_Tugas Tertulis_
1. Ketik ulang bagian kutipan tentang Beje mulai dari "Permukaan parit dialasi" sampai dengan "untuk menggali tanah.".
2. Menurut kutipan tentang Beje, berapa kedalaman Beje pada umumnya?

_Kutipan_
+ + + + + + +
KALPATARA.ID- Masyarakat Dayak Bakumpai yang tinggal di Kampung Mengantip, Barito Selatan, Kalimantan Tengah, memiliki cara sendiri dalam melakukan konservasi hutan dan air. Yaitu dengan sistem irigasi yang diberi nama Beje.
Beje telah sejak dulu dikenal dan bisa ditemukan di hampir seluruh kampung sekitar pesisir Sungai Barito.
Dalam bahasa Dayak Bakumpai (campuran Dayak Kapuas), kata “Beje” memiliki arti parit. Namun, lebih dari sekadar parit pada sistem irigasi atau perairan. Beje merupakan sistem atau pola yang melekat sebagai kesatuan pada permukiman dan ladang yang berbatasan dengan sungai, kawasan rawa, dan hutan lahan gambut.
Biasanya Beje dibuat di ladang-ladang masyarakat adat yang berlokasi di hutan, khususnya berdekatan dengan kawasan rawa, agak jauh dari permukiman namun tak terlalu jauh dari aliran sungai.
Pembuatan Beje
Beje dibuat menyerupai parit yang lurus. Seolah menjadi batas atau garis pemisah kawasan ladang, hutan, dan permukiman. Panjang Beje tergantung pada luasan ladang yang dimiliki dan semakin dalam semakin bagus. Umumnya, memiliki kedalaman satu hingga dua meter dengan panjang sekitar 10 rentangan tangan.
Permukaan parit dialasi dengan ranting dan daun kering guna memancing ikan untuk bersarang nantinya. Perkakas yang digunakan dalam membuat Beje begitu sederhana, yaitu bencet yang terbuat dari kayu dan besi untuk menggali tanah.
Biasanya pembuatan Beje dilakukan pada bulan ketujuh-kedelapan saat kemarau, yang dikerjakan secara bergotong-royong.
Manfaat Beje bagi Masyarakat
Saat musim hujan, Beje akan terisi air. Saat curah hujan tinggi atau terjadi banjir, Beje memiliki manfaat layaknya sumur serapan (pengendali banjir). Genangan air pada Beje juga akan mengundang ikan-ikan lumpur, seperti gabus, sepat, bapuyuk, tahuman, dan lainnya untuk berumah di permukaan Beje yang telah dialasi ranting dan daun.
Dari sistem irigasi tradisional ini, masyarakat mendapatkan tambahan panen berupa ikan-ikan sebanyak satu sampai dua ton yang dapat dikonsumsi sendiri, dibagi-bagi, atau dijual.
+ + + + + + +
_Data yang Diberikan_
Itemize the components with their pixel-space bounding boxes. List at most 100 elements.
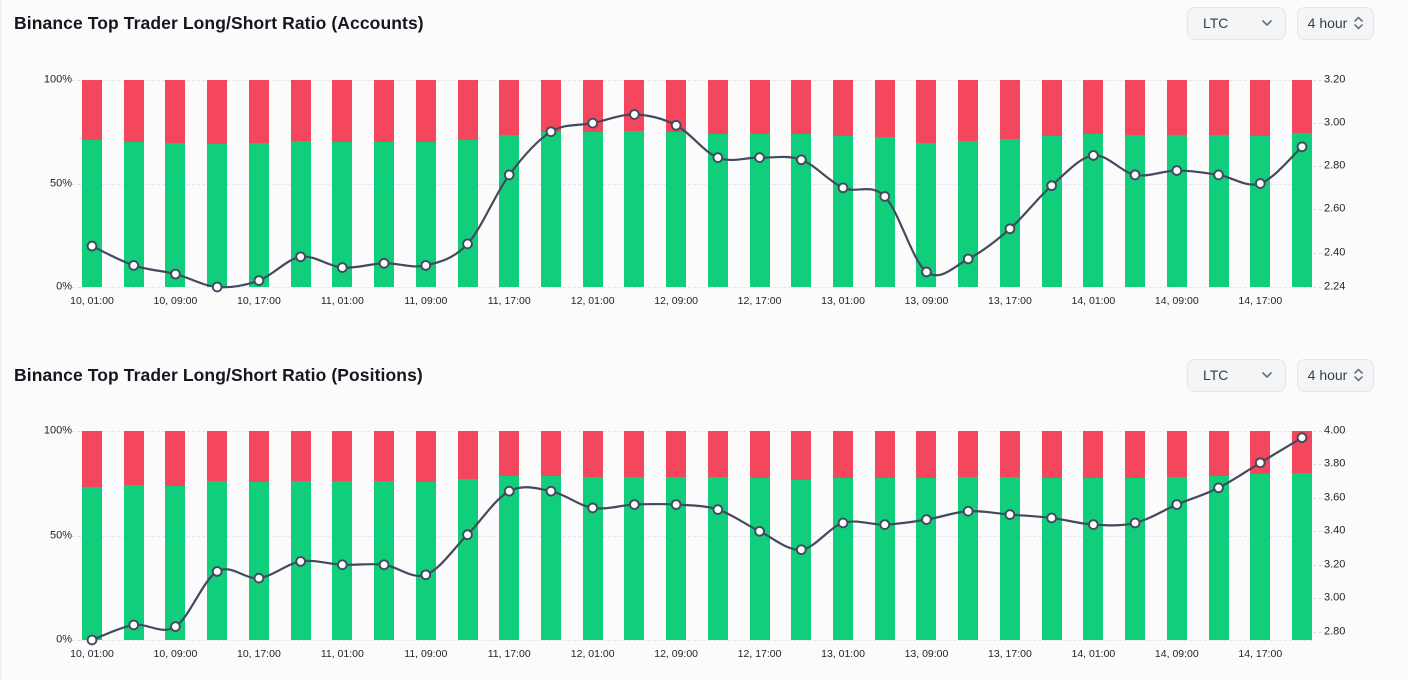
+ + + + + + +
_Jawaban per Tugas_
1.
Permukaan parit dialasi dengan ranting dan daun kering guna memancing ikan untuk bersarang nantinya. Perkakas yang digunakan dalam membuat Beje begitu sederhana, yaitu bencet yang terbuat dari kayu dan besi untuk menggali tanah.

2. Satu hingga dua meter.